### Instructions to follow
Print out every line, exactly as written.

### Extracted records
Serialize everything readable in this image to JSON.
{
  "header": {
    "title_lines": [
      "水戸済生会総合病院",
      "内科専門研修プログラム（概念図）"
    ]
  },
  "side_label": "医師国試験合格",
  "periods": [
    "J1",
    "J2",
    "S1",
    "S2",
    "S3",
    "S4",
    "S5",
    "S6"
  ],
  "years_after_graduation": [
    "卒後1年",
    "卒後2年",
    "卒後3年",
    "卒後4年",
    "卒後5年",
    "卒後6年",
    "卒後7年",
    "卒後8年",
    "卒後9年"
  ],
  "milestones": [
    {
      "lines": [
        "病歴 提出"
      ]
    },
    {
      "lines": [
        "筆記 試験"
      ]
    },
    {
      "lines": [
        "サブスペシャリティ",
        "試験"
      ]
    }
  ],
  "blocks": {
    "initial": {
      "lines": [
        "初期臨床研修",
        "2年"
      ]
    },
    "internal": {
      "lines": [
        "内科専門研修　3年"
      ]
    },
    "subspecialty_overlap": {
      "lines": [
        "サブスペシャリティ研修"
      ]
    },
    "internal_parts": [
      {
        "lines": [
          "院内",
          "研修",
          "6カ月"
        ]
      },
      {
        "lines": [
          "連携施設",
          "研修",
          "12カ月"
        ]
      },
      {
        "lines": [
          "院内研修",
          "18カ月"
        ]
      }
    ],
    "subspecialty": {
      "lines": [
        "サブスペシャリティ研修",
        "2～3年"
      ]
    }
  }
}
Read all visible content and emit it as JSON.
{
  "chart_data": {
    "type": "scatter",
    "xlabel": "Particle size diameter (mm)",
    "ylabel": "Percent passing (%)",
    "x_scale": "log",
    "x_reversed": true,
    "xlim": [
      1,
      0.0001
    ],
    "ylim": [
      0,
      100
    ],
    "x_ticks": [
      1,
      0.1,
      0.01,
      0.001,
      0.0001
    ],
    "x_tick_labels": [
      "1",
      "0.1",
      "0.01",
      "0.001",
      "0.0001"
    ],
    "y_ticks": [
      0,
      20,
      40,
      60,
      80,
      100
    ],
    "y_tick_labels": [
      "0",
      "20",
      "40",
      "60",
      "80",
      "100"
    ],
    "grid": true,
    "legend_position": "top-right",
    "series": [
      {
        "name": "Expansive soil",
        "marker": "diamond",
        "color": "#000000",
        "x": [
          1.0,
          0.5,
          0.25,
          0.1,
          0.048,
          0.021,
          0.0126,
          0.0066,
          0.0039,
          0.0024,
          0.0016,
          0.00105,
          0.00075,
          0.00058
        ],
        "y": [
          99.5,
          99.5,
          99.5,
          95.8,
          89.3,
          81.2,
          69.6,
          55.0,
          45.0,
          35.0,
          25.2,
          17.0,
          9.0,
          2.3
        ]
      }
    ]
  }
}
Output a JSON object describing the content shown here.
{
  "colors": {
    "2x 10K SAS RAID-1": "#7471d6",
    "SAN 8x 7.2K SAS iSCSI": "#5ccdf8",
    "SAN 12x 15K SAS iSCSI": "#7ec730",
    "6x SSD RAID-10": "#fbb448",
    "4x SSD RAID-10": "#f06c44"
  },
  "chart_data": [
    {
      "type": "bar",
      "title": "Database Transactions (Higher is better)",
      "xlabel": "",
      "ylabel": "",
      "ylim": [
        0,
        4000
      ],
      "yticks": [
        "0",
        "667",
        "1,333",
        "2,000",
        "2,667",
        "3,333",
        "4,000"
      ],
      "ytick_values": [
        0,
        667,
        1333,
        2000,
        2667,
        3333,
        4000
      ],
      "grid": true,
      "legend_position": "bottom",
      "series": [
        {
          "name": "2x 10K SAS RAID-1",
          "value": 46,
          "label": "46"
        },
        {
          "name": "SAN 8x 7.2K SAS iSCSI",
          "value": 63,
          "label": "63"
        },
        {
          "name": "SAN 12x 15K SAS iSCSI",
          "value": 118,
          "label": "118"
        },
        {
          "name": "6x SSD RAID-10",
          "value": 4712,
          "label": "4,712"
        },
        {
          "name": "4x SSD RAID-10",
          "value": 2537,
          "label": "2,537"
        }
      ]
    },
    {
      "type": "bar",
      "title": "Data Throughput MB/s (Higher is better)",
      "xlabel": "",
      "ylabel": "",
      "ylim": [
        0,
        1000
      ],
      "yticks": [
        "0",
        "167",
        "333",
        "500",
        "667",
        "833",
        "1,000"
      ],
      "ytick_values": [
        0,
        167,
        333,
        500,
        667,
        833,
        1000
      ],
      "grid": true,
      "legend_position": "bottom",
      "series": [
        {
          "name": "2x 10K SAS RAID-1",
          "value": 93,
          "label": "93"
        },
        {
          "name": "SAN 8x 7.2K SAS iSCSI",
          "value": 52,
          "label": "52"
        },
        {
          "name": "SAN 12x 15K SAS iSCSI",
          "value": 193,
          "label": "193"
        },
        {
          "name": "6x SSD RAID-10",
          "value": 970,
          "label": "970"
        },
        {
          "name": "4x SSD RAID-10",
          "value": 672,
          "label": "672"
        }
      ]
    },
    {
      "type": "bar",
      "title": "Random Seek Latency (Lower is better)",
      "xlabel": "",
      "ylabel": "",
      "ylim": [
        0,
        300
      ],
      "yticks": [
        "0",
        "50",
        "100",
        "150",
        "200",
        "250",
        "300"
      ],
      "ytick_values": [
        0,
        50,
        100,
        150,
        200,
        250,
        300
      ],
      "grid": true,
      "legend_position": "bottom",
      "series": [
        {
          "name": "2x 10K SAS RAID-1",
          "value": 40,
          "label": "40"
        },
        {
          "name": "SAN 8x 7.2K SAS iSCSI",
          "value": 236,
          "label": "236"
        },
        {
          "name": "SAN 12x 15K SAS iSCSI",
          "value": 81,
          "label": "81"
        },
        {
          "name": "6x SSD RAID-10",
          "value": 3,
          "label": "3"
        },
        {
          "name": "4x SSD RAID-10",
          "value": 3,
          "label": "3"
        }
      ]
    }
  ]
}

### Complete output
Serialize everything readable in this image to JSON.
{
  "header": {
    "title_lines": [
      "水戸済生会総合病院",
      "内科専門研修プログラム（概念図）"
    ]
  },
  "side_label": "医師国試験合格",
  "periods": [
    "J1",
    "J2",
    "S1",
    "S2",
    "S3",
    "S4",
    "S5",
    "S6"
  ],
  "years_after_graduation": [
    "卒後1年",
    "卒後2年",
    "卒後3年",
    "卒後4年",
    "卒後5年",
    "卒後6年",
    "卒後7年",
    "卒後8年",
    "卒後9年"
  ],
  "milestones": [
    {
      "lines": [
        "病歴 提出"
      ]
    },
    {
      "lines": [
        "筆記 試験"
      ]
    },
    {
      "lines": [
        "サブスペシャリティ",
        "試験"
      ]
    }
  ],
  "blocks": {
    "initial": {
      "lines": [
        "初期臨床研修",
        "2年"
      ]
    },
    "internal": {
      "lines": [
        "内科専門研修　3年"
      ]
    },
    "subspecialty_overlap": {
      "lines": [
        "サブスペシャリティ研修"
      ]
    },
    "internal_parts": [
      {
        "lines": [
          "院内",
          "研修",
          "6カ月"
        ]
      },
      {
        "lines": [
          "連携施設",
          "研修",
          "12カ月"
        ]
      },
      {
        "lines": [
          "院内研修",
          "18カ月"
        ]
      }
    ],
    "subspecialty": {
      "lines": [
        "サブスペシャリティ研修",
        "2～3年"
      ]
    }
  }
}
Read all visible content and emit it as JSON.
{
  "chart_data": {
    "type": "scatter",
    "xlabel": "Particle size diameter (mm)",
    "ylabel": "Percent passing (%)",
    "x_scale": "log",
    "x_reversed": true,
    "xlim": [
      1,
      0.0001
    ],
    "ylim": [
      0,
      100
    ],
    "x_ticks": [
      1,
      0.1,
      0.01,
      0.001,
      0.0001
    ],
    "x_tick_labels": [
      "1",
      "0.1",
      "0.01",
      "0.001",
      "0.0001"
    ],
    "y_ticks": [
      0,
      20,
      40,
      60,
      80,
      100
    ],
    "y_tick_labels": [
      "0",
      "20",
      "40",
      "60",
      "80",
      "100"
    ],
    "grid": true,
    "legend_position": "top-right",
    "series": [
      {
        "name": "Expansive soil",
        "marker": "diamond",
        "color": "#000000",
        "x": [
          1.0,
          0.5,
          0.25,
          0.1,
          0.048,
          0.021,
          0.0126,
          0.0066,
          0.0039,
          0.0024,
          0.0016,
          0.00105,
          0.00075,
          0.00058
        ],
        "y": [
          99.5,
          99.5,
          99.5,
          95.8,
          89.3,
          81.2,
          69.6,
          55.0,
          45.0,
          35.0,
          25.2,
          17.0,
          9.0,
          2.3
        ]
      }
    ]
  }
}
Output a JSON object describing the content shown here.
{
  "colors": {
    "2x 10K SAS RAID-1": "#7471d6",
    "SAN 8x 7.2K SAS iSCSI": "#5ccdf8",
    "SAN 12x 15K SAS iSCSI": "#7ec730",
    "6x SSD RAID-10": "#fbb448",
    "4x SSD RAID-10": "#f06c44"
  },
  "chart_data": [
    {
      "type": "bar",
      "title": "Database Transactions (Higher is better)",
      "xlabel": "",
      "ylabel": "",
      "ylim": [
        0,
        4000
      ],
      "yticks": [
        "0",
        "667",
        "1,333",
        "2,000",
        "2,667",
        "3,333",
        "4,000"
      ],
      "ytick_values": [
        0,
        667,
        1333,
        2000,
        2667,
        3333,
        4000
      ],
      "grid": true,
      "legend_position": "bottom",
      "series": [
        {
          "name": "2x 10K SAS RAID-1",
          "value": 46,
          "label": "46"
        },
        {
          "name": "SAN 8x 7.2K SAS iSCSI",
          "value": 63,
          "label": "63"
        },
        {
          "name": "SAN 12x 15K SAS iSCSI",
          "value": 118,
          "label": "118"
        },
        {
          "name": "6x SSD RAID-10",
          "value": 4712,
          "label": "4,712"
        },
        {
          "name": "4x SSD RAID-10",
          "value": 2537,
          "label": "2,537"
        }
      ]
    },
    {
      "type": "bar",
      "title": "Data Throughput MB/s (Higher is better)",
      "xlabel": "",
      "ylabel": "",
      "ylim": [
        0,
        1000
      ],
      "yticks": [
        "0",
        "167",
        "333",
        "500",
        "667",
        "833",
        "1,000"
      ],
      "ytick_values": [
        0,
        167,
        333,
        500,
        667,
        833,
        1000
      ],
      "grid": true,
      "legend_position": "bottom",
      "series": [
        {
          "name": "2x 10K SAS RAID-1",
          "value": 93,
          "label": "93"
        },
        {
          "name": "SAN 8x 7.2K SAS iSCSI",
          "value": 52,
          "label": "52"
        },
        {
          "name": "SAN 12x 15K SAS iSCSI",
          "value": 193,
          "label": "193"
        },
        {
          "name": "6x SSD RAID-10",
          "value": 970,
          "label": "970"
        },
        {
          "name": "4x SSD RAID-10",
          "value": 672,
          "label": "672"
        }
      ]
    },
    {
      "type": "bar",
      "title": "Random Seek Latency (Lower is better)",
      "xlabel": "",
      "ylabel": "",
      "ylim": [
        0,
        300
      ],
      "yticks": [
        "0",
        "50",
        "100",
        "150",
        "200",
        "250",
        "300"
      ],
      "ytick_values": [
        0,
        50,
        100,
        150,
        200,
        250,
        300
      ],
      "grid": true,
      "legend_position": "bottom",
      "series": [
        {
          "name": "2x 10K SAS RAID-1",
          "value": 40,
          "label": "40"
        },
        {
          "name": "SAN 8x 7.2K SAS iSCSI",
          "value": 236,
          "label": "236"
        },
        {
          "name": "SAN 12x 15K SAS iSCSI",
          "value": 81,
          "label": "81"
        },
        {
          "name": "6x SSD RAID-10",
          "value": 3,
          "label": "3"
        },
        {
          "name": "4x SSD RAID-10",
          "value": 3,
          "label": "3"
        }
      ]
    }
  ]
}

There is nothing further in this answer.